GIVEN RECORDS:
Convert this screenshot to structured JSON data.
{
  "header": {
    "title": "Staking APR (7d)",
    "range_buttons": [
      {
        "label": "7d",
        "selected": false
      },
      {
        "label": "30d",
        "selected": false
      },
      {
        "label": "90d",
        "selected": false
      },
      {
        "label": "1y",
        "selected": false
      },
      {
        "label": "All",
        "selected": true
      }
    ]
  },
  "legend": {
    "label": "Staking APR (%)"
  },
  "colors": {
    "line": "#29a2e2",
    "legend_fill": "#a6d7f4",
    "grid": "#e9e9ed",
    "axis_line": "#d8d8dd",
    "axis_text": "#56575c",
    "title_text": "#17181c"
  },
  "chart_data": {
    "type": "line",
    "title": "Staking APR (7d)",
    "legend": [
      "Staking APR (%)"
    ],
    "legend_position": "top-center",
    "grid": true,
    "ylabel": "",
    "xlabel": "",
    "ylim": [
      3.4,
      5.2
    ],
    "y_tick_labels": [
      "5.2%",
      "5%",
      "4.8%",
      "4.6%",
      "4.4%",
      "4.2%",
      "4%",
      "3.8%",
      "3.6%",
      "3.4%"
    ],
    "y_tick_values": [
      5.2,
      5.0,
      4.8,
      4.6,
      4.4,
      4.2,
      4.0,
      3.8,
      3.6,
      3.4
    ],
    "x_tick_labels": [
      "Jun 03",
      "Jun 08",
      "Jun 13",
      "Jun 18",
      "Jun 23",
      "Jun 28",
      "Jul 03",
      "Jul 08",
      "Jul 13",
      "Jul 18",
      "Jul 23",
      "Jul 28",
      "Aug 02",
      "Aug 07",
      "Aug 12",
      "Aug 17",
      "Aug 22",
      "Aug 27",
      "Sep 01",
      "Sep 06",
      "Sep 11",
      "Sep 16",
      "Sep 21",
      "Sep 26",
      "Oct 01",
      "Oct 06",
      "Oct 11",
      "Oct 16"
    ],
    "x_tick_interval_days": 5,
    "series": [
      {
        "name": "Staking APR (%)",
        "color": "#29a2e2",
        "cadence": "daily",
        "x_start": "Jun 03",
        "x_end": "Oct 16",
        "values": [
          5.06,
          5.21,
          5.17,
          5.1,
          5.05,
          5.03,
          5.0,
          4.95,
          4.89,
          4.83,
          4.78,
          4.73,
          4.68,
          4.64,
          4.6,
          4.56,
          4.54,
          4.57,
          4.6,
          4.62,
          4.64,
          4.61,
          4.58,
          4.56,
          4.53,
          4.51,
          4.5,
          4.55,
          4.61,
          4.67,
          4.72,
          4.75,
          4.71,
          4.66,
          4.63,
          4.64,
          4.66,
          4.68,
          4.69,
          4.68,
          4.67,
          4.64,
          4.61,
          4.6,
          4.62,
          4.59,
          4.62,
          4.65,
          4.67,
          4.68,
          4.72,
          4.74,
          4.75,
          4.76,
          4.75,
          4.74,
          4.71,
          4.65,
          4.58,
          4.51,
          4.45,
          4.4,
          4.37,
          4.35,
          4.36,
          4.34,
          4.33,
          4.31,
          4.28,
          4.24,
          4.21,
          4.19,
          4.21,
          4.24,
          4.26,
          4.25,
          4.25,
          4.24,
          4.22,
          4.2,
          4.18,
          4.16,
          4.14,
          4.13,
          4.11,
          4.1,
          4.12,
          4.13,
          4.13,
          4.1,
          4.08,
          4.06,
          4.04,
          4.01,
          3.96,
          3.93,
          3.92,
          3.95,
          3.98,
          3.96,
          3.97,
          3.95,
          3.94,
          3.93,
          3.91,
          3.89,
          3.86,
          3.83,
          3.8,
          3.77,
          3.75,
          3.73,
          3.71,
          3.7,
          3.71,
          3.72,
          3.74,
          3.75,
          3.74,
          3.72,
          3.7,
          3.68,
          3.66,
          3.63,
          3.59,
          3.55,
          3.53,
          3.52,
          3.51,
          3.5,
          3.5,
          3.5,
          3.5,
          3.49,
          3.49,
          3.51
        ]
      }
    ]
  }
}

WORK INSTRUCTIONS: Please output every record, keeping each line exact.

RESPONSE TO THIS TASK:
Convert this screenshot to structured JSON data.
{
  "header": {
    "title": "Staking APR (7d)",
    "range_buttons": [
      {
        "label": "7d",
        "selected": false
      },
      {
        "label": "30d",
        "selected": false
      },
      {
        "label": "90d",
        "selected": false
      },
      {
        "label": "1y",
        "selected": false
      },
      {
        "label": "All",
        "selected": true
      }
    ]
  },
  "legend": {
    "label": "Staking APR (%)"
  },
  "colors": {
    "line": "#29a2e2",
    "legend_fill": "#a6d7f4",
    "grid": "#e9e9ed",
    "axis_line": "#d8d8dd",
    "axis_text": "#56575c",
    "title_text": "#17181c"
  },
  "chart_data": {
    "type": "line",
    "title": "Staking APR (7d)",
    "legend": [
      "Staking APR (%)"
    ],
    "legend_position": "top-center",
    "grid": true,
    "ylabel": "",
    "xlabel": "",
    "ylim": [
      3.4,
      5.2
    ],
    "y_tick_labels": [
      "5.2%",
      "5%",
      "4.8%",
      "4.6%",
      "4.4%",
      "4.2%",
      "4%",
      "3.8%",
      "3.6%",
      "3.4%"
    ],
    "y_tick_values": [
      5.2,
      5.0,
      4.8,
      4.6,
      4.4,
      4.2,
      4.0,
      3.8,
      3.6,
      3.4
    ],
    "x_tick_labels": [
      "Jun 03",
      "Jun 08",
      "Jun 13",
      "Jun 18",
      "Jun 23",
      "Jun 28",
      "Jul 03",
      "Jul 08",
      "Jul 13",
      "Jul 18",
      "Jul 23",
      "Jul 28",
      "Aug 02",
      "Aug 07",
      "Aug 12",
      "Aug 17",
      "Aug 22",
      "Aug 27",
      "Sep 01",
      "Sep 06",
      "Sep 11",
      "Sep 16",
      "Sep 21",
      "Sep 26",
      "Oct 01",
      "Oct 06",
      "Oct 11",
      "Oct 16"
    ],
    "x_tick_interval_days": 5,
    "series": [
      {
        "name": "Staking APR (%)",
        "color": "#29a2e2",
        "cadence": "daily",
        "x_start": "Jun 03",
        "x_end": "Oct 16",
        "values": [
          5.06,
          5.21,
          5.17,
          5.1,
          5.05,
          5.03,
          5.0,
          4.95,
          4.89,
          4.83,
          4.78,
          4.73,
          4.68,
          4.64,
          4.6,
          4.56,
          4.54,
          4.57,
          4.6,
          4.62,
          4.64,
          4.61,
          4.58,
          4.56,
          4.53,
          4.51,
          4.5,
          4.55,
          4.61,
          4.67,
          4.72,
          4.75,
          4.71,
          4.66,
          4.63,
          4.64,
          4.66,
          4.68,
          4.69,
          4.68,
          4.67,
          4.64,
          4.61,
          4.6,
          4.62,
          4.59,
          4.62,
          4.65,
          4.67,
          4.68,
          4.72,
          4.74,
          4.75,
          4.76,
          4.75,
          4.74,
          4.71,
          4.65,
          4.58,
          4.51,
          4.45,
          4.4,
          4.37,
          4.35,
          4.36,
          4.34,
          4.33,
          4.31,
          4.28,
          4.24,
          4.21,
          4.19,
          4.21,
          4.24,
          4.26,
          4.25,
          4.25,
          4.24,
          4.22,
          4.2,
          4.18,
          4.16,
          4.14,
          4.13,
          4.11,
          4.1,
          4.12,
          4.13,
          4.13,
          4.1,
          4.08,
          4.06,
          4.04,
          4.01,
          3.96,
          3.93,
          3.92,
          3.95,
          3.98,
          3.96,
          3.97,
          3.95,
          3.94,
          3.93,
          3.91,
          3.89,
          3.86,
          3.83,
          3.8,
          3.77,
          3.75,
          3.73,
          3.71,
          3.7,
          3.71,
          3.72,
          3.74,
          3.75,
          3.74,
          3.72,
          3.7,
          3.68,
          3.66,
          3.63,
          3.59,
          3.55,
          3.53,
          3.52,
          3.51,
          3.5,
          3.5,
          3.5,
          3.5,
          3.49,
          3.49,
          3.51
        ]
      }
    ]
  }
}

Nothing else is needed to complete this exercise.